* _Record list_:
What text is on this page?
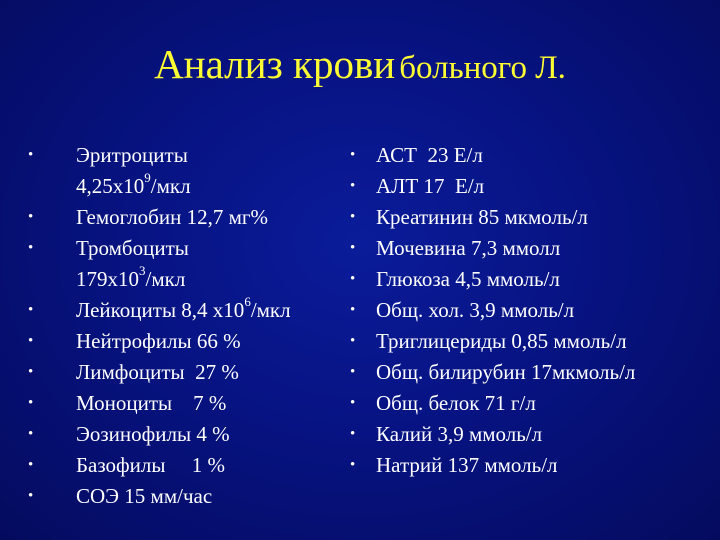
Анализ крови больного Л.
• Эритроциты
$4,25х10^9$/мкл
• Гемоглобин 12,7 мг%
• Тромбоциты
$179х10^3$/мкл
• Лейкоциты 8,4 $х10^6$/мкл
• Нейтрофилы 66 %
• Лимфоциты  27 %
• Моноциты    7 %
• Эозинофилы 4 %
• Базофилы     1 %
• СОЭ 15 мм/час
• АСТ  23 Е/л
• АЛТ 17  Е/л
• Креатинин 85 мкмоль/л
• Мочевина 7,3 ммолл
• Глюкоза 4,5 ммоль/л
• Общ. хол. 3,9 ммоль/л
• Триглицериды 0,85 ммоль/л
• Общ. билирубин 17мкмоль/л
• Общ. белок 71 г/л
• Калий 3,9 ммоль/л
• Натрий 137 ммоль/л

* _Goal_:
Across the records, how many lines contain "ммоль"? Only the number should be given.

* _Result of the exercise_:
5